** START **

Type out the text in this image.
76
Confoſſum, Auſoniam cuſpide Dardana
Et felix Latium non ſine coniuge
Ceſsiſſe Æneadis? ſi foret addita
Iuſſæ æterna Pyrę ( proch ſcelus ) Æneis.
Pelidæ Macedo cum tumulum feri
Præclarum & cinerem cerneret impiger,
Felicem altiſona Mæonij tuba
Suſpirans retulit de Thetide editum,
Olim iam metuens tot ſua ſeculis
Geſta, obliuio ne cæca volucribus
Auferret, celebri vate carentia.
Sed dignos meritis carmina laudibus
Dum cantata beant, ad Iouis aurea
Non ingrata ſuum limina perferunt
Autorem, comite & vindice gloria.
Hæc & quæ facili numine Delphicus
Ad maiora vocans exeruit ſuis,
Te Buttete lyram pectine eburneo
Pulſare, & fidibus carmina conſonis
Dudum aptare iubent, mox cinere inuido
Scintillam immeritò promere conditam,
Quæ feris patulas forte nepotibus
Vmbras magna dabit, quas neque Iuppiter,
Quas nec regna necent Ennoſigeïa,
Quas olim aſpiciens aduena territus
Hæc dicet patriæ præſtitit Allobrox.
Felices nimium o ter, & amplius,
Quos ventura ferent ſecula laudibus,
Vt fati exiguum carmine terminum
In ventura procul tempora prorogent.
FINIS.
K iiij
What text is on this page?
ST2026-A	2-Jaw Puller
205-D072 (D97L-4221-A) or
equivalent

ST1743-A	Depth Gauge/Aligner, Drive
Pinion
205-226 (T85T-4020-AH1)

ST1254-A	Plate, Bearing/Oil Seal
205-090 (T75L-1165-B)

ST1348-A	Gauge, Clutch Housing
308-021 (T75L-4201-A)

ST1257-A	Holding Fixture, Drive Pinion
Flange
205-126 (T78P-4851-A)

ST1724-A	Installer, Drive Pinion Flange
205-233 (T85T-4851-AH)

** END **

Gather every line containing the word "Drive" and copy it.

ST1743-A	Depth Gauge/Aligner, Drive
ST1257-A	Holding Fixture, Drive Pinion
ST1724-A	Installer, Drive Pinion Flange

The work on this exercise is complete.